[READING TEXT]
BEGIN
Posted on 04/26/2003 8:00:24 PM PDT by Prince Charles

The Sars outbreak

The day the world caught a cold

It began in a province of China, spread through Hong Kong to reach three continents and now threatens to plunge the world economy into freefall

Gaby Hinsliff and Mark Townsend in London, Ed Helmore in Toronto and John Aglionby in Jakarta

Sunday April 27, 2003

The Observer

Nursing his pint of Guinness in a bar in downtown Toronto, Mike Smith was sanguine yesterday about his chances of surviving the deadly illness sweeping his native city. 'People have over-reacted,' scoffed the media analyst. 'You have a better chance of being hit by a comet than contracting Sars.'

It is less infectious than flu, rarer than TB, less deadly than cerebral malaria. But the sheer speed with which Severe Acute Respiratory Syndrome has hitched a ride around the planet - from the hinterlands of southern China to more than 26 countries worldwide, including Canada and Britain - has captured public imagination worldwide.

The fear of the millennium's first jetset disease is such that in Hong Kong, citizens scared of touching contaminated surfaces tap their pin numbers into cashpoints using their wallets. In Singapore, webcams and electronic tagging are being used to enforce the virtual house arrest of 2,800 people suspected of harbouring the virus. In London, phones are ringing off the hook at Maxmi, a small online business selling £9.99 surgical masks: it says one foreign embassy recently tried to place a bulk order for millions of them.

What the past week has demonstrated is that for all Smith's optimism, convalescing from Sars itself may be easier than recovering from the shock to global confidence. Only one thing travels faster and more unpredictably than a virulent infection: and that is fear itself.

The story begins last November in the heart of the Pearl River Delta, a once remote rural area of China now booming thanks to the overspill of nearby Hong Kong and a rash of sweatshops producing cheap plastic toys.

The first report of a mysterious pneumonia-type bug was here in Guangdong province, in the small university town of Foshan. One theory is that a shrimp salesman carried it the few miles to the nearby larger town of Guangzhou. However it arrived, by February Guangdong was reporting at least 305 cases, many of them treated at Guangzhou hospital - enough for its respiratory disease specialist, Liu Jianlun, to be familiar with its symptoms.

Which makes the elderly doctor's motives in boarding a bus, late in February, for Hong Kong a focus of speculation. Was he, as his family claimed, simply attending a wedding, or did he suspect he was harbouring something local medicine could not cure?

The doctor checked into a room on the ninth floor of the Metropole hotel in Kowloon. The next day he walked the five minutes to a nearby hospital with a temperature and flu-like symptoms, and reportedly asked to be put in isolation.
END
[RECORD EXTRACTS]
BEGIN
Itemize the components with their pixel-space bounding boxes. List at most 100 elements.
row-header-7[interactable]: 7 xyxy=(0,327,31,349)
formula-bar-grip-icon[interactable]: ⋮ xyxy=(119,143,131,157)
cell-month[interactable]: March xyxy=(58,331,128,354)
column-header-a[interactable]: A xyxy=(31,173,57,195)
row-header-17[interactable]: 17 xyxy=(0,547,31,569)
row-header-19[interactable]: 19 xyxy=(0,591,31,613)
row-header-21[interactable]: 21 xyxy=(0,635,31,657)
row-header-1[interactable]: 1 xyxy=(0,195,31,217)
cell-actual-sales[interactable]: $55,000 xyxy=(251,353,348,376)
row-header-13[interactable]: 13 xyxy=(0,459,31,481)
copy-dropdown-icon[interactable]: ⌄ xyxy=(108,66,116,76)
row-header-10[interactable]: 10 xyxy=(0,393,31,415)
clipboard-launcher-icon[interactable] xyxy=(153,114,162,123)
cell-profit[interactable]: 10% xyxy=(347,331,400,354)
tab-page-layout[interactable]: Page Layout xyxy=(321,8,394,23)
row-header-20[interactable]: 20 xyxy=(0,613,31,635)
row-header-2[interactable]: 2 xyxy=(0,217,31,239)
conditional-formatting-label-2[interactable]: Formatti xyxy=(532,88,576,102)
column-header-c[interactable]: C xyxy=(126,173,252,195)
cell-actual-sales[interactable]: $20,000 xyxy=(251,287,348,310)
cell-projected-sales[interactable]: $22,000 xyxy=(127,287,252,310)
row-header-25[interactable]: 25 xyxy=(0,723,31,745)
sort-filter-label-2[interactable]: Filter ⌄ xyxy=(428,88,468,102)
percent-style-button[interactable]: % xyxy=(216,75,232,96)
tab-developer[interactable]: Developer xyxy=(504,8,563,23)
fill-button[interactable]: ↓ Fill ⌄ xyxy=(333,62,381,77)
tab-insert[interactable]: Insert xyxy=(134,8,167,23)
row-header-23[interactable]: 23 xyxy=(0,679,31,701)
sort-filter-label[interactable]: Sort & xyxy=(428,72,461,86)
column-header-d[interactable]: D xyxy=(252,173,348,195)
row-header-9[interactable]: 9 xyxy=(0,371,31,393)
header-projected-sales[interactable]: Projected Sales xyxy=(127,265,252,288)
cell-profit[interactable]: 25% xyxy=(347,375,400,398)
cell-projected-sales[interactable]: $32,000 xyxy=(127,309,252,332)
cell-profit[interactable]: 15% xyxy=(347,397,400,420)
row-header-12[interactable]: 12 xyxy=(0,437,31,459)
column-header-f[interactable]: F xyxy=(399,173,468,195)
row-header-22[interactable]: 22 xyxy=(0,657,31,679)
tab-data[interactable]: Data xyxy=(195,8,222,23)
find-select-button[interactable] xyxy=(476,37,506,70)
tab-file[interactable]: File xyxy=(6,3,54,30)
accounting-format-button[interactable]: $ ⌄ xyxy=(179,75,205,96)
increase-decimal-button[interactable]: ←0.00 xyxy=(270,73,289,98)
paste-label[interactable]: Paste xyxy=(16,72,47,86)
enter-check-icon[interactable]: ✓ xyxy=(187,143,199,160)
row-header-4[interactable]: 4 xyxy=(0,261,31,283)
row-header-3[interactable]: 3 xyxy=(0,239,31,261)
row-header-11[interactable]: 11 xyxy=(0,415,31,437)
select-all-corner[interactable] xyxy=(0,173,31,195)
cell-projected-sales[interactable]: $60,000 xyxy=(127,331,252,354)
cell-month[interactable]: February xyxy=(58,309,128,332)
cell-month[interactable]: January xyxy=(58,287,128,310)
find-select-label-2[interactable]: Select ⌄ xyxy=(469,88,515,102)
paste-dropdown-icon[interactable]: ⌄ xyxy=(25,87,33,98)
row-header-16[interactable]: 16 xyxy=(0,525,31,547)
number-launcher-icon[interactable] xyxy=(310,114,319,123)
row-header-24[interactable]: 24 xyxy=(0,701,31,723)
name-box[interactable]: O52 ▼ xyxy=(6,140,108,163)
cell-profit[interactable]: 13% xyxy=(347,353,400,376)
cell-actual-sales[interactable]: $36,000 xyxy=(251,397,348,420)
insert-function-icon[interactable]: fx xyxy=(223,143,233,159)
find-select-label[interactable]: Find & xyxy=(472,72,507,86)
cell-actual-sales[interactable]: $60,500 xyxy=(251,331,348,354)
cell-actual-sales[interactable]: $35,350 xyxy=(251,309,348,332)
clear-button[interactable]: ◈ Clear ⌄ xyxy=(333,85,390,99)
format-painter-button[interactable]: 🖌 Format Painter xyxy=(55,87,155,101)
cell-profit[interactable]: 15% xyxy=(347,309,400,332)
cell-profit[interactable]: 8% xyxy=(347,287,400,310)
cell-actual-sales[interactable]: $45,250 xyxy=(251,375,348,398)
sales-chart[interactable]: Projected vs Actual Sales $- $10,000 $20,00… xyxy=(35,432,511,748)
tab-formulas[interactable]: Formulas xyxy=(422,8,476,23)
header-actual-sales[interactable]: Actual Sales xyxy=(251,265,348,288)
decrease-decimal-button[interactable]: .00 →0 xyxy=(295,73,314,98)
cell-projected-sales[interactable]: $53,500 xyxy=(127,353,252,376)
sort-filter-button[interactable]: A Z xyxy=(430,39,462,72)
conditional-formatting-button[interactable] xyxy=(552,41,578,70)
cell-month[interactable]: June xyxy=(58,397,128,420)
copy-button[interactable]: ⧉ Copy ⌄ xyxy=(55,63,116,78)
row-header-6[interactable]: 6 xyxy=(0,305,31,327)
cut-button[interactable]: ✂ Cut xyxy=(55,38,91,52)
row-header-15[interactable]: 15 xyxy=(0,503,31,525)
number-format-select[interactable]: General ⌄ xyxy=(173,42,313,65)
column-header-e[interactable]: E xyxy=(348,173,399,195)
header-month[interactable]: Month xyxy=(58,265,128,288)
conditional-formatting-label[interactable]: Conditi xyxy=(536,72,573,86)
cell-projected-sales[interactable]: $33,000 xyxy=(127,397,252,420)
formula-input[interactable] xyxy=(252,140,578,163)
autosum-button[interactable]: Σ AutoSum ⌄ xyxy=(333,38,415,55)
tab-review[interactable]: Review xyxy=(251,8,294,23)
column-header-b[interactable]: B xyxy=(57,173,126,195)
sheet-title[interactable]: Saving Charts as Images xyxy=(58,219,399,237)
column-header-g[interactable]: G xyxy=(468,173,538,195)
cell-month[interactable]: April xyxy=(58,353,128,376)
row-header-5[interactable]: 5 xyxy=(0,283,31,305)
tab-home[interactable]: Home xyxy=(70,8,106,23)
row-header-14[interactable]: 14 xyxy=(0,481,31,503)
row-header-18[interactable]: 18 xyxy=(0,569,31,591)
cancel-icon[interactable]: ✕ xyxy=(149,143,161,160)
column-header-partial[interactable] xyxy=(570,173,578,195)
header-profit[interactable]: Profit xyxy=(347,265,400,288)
END
[TASKS AND EXERCISES]
• A. In the Sars article, how much does Maxmi charge for its surgical masks?
• B. Update the part of the Sars article starting with "Nursing his pint" and going on through "public imagination worldwide.", changing "Guinness" to "lager".
• C. Go on with the Sars article from the point where it stops.

[RESPONSES PER TASK]
• A. £9.99

• B.
Nursing his pint of lager in a bar in downtown Toronto, Mike Smith was sanguine yesterday about his chances of surviving the deadly illness sweeping his native city. 'People have over-reacted,' scoffed the media analyst. 'You have a better chance of being hit by a comet than contracting Sars.'

It is less infectious than flu, rarer than TB, less deadly than cerebral malaria. But the sheer speed with which Severe Acute Respiratory Syndrome has hitched a ride around the planet - from the hinterlands of southern China to more than 26 countries worldwide, including Canada and Britain - has captured public imagination worldwide.

• C.
If he had hoped to protect others, it was too late. One theory suggests he had a sneezing fit in the hotel lift, another that he inadvertently left traces of the virus on the lift buttons.

However it happened, seven other guests sharing his floor on 21 February caught the virus, making the late Liu Jianlun 'patient zero': the human conduit who unwittingly turned a personal tragedy into a global threat. One of the seven, Kwan Siu-Chiu, a 78-year-old Chinese-Canadian, is thought to have brought the disease home to Toronto, where it has triggered more than 330 cases and killed 19.

A Chinese-American businessman returning home to Hanoi brought the disease to Vietnam, while three young Singaporean tourists who had waited in the same lift lobby infected at least 17 medical staff on their return. Cases have now been reported from the Philippines to Bulgaria.

The first most British doctors heard of the mystery bug was when they clicked open an email on the morning of Thursday 13 March, just days before the Gulf war began. An urgent communique from the Department of Health's chief medical officer, Professor Sir Liam Donaldson, urged vigilance for cases of 'acute respiratory illness' in people returning from Hanoi, Hong Kong or Guangdong, with symptoms including muscle pain, coughing, and high temperature.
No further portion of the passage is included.